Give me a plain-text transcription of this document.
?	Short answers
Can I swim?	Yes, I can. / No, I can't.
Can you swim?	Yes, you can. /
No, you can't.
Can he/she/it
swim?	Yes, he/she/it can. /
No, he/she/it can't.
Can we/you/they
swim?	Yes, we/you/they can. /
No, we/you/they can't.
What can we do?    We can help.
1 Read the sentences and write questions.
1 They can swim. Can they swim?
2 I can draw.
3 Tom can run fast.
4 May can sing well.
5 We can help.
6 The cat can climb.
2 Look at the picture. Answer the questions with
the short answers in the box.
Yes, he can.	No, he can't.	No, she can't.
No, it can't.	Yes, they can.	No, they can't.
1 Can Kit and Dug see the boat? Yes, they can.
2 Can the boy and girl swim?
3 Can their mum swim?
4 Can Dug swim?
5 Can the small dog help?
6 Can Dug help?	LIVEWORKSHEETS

-------------------------

▸ What is required
Write the material out again word for word.

▸ Problem solution
Give me a plain-text transcription of this document.
?	Short answers
Can I swim?	Yes, I can. / No, I can't.
Can you swim?	Yes, you can. /
No, you can't.
Can he/she/it
swim?	Yes, he/she/it can. /
No, he/she/it can't.
Can we/you/they
swim?	Yes, we/you/they can. /
No, we/you/they can't.
What can we do?    We can help.
1 Read the sentences and write questions.
1 They can swim. Can they swim?
2 I can draw.
3 Tom can run fast.
4 May can sing well.
5 We can help.
6 The cat can climb.
2 Look at the picture. Answer the questions with
the short answers in the box.
Yes, he can.	No, he can't.	No, she can't.
No, it can't.	Yes, they can.	No, they can't.
1 Can Kit and Dug see the boat? Yes, they can.
2 Can the boy and girl swim?
3 Can their mum swim?
4 Can Dug swim?
5 Can the small dog help?
6 Can Dug help?	LIVEWORKSHEETS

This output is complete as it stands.